**Exercise goal:**
Give an exact copy of every line, leaving images out.

** start Records provided **

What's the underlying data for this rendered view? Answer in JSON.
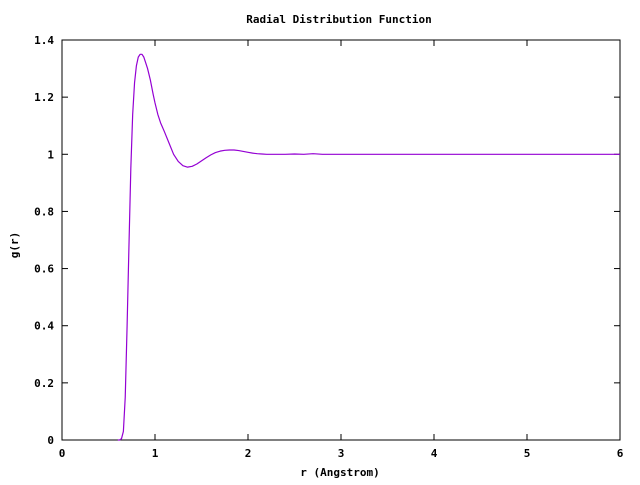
{
  "chart_data": {
    "type": "line",
    "title": "Radial Distribution Function",
    "xlabel": "r (Angstrom)",
    "ylabel": "g(r)",
    "xlim": [
      0,
      6
    ],
    "ylim": [
      0,
      1.4
    ],
    "x_ticks": [
      0,
      1,
      2,
      3,
      4,
      5,
      6
    ],
    "x_tick_labels": [
      "0",
      "1",
      "2",
      "3",
      "4",
      "5",
      "6"
    ],
    "y_ticks": [
      0,
      0.2,
      0.4,
      0.6,
      0.8,
      1.0,
      1.2,
      1.4
    ],
    "y_tick_labels": [
      "0",
      "0.2",
      "0.4",
      "0.6",
      "0.8",
      "1",
      "1.2",
      "1.4"
    ],
    "grid": false,
    "series": [
      {
        "color": "#9400d3",
        "x": [
          0.6,
          0.62,
          0.64,
          0.66,
          0.68,
          0.7,
          0.72,
          0.74,
          0.76,
          0.78,
          0.8,
          0.82,
          0.84,
          0.86,
          0.88,
          0.9,
          0.92,
          0.95,
          0.98,
          1.0,
          1.03,
          1.06,
          1.1,
          1.15,
          1.2,
          1.25,
          1.3,
          1.35,
          1.4,
          1.45,
          1.5,
          1.55,
          1.6,
          1.65,
          1.7,
          1.75,
          1.8,
          1.85,
          1.9,
          1.95,
          2.0,
          2.05,
          2.1,
          2.15,
          2.2,
          2.3,
          2.4,
          2.5,
          2.6,
          2.7,
          2.8,
          3.0,
          3.25,
          3.5,
          3.75,
          4.0,
          4.25,
          4.5,
          4.75,
          5.0,
          5.25,
          5.5,
          5.75,
          6.0
        ],
        "y": [
          0.0,
          0.0,
          0.005,
          0.03,
          0.15,
          0.4,
          0.68,
          0.95,
          1.14,
          1.25,
          1.31,
          1.34,
          1.35,
          1.35,
          1.34,
          1.32,
          1.3,
          1.26,
          1.21,
          1.18,
          1.14,
          1.11,
          1.08,
          1.04,
          1.0,
          0.975,
          0.96,
          0.955,
          0.958,
          0.966,
          0.977,
          0.988,
          0.998,
          1.006,
          1.011,
          1.014,
          1.015,
          1.015,
          1.013,
          1.01,
          1.007,
          1.004,
          1.002,
          1.001,
          1.0,
          1.0,
          1.0,
          1.001,
          1.0,
          1.002,
          1.0,
          1.0,
          1.0,
          1.0,
          1.0,
          1.0,
          1.0,
          1.0,
          1.0,
          1.0,
          1.0,
          1.0,
          1.0,
          1.0
        ]
      }
    ]
  }
}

** end Records provided **

**Problem solution:**
What's the underlying data for this rendered view? Answer in JSON.
{
  "chart_data": {
    "type": "line",
    "title": "Radial Distribution Function",
    "xlabel": "r (Angstrom)",
    "ylabel": "g(r)",
    "xlim": [
      0,
      6
    ],
    "ylim": [
      0,
      1.4
    ],
    "x_ticks": [
      0,
      1,
      2,
      3,
      4,
      5,
      6
    ],
    "x_tick_labels": [
      "0",
      "1",
      "2",
      "3",
      "4",
      "5",
      "6"
    ],
    "y_ticks": [
      0,
      0.2,
      0.4,
      0.6,
      0.8,
      1.0,
      1.2,
      1.4
    ],
    "y_tick_labels": [
      "0",
      "0.2",
      "0.4",
      "0.6",
      "0.8",
      "1",
      "1.2",
      "1.4"
    ],
    "grid": false,
    "series": [
      {
        "color": "#9400d3",
        "x": [
          0.6,
          0.62,
          0.64,
          0.66,
          0.68,
          0.7,
          0.72,
          0.74,
          0.76,
          0.78,
          0.8,
          0.82,
          0.84,
          0.86,
          0.88,
          0.9,
          0.92,
          0.95,
          0.98,
          1.0,
          1.03,
          1.06,
          1.1,
          1.15,
          1.2,
          1.25,
          1.3,
          1.35,
          1.4,
          1.45,
          1.5,
          1.55,
          1.6,
          1.65,
          1.7,
          1.75,
          1.8,
          1.85,
          1.9,
          1.95,
          2.0,
          2.05,
          2.1,
          2.15,
          2.2,
          2.3,
          2.4,
          2.5,
          2.6,
          2.7,
          2.8,
          3.0,
          3.25,
          3.5,
          3.75,
          4.0,
          4.25,
          4.5,
          4.75,
          5.0,
          5.25,
          5.5,
          5.75,
          6.0
        ],
        "y": [
          0.0,
          0.0,
          0.005,
          0.03,
          0.15,
          0.4,
          0.68,
          0.95,
          1.14,
          1.25,
          1.31,
          1.34,
          1.35,
          1.35,
          1.34,
          1.32,
          1.3,
          1.26,
          1.21,
          1.18,
          1.14,
          1.11,
          1.08,
          1.04,
          1.0,
          0.975,
          0.96,
          0.955,
          0.958,
          0.966,
          0.977,
          0.988,
          0.998,
          1.006,
          1.011,
          1.014,
          1.015,
          1.015,
          1.013,
          1.01,
          1.007,
          1.004,
          1.002,
          1.001,
          1.0,
          1.0,
          1.0,
          1.001,
          1.0,
          1.002,
          1.0,
          1.0,
          1.0,
          1.0,
          1.0,
          1.0,
          1.0,
          1.0,
          1.0,
          1.0,
          1.0,
          1.0,
          1.0,
          1.0
        ]
      }
    ]
  }
}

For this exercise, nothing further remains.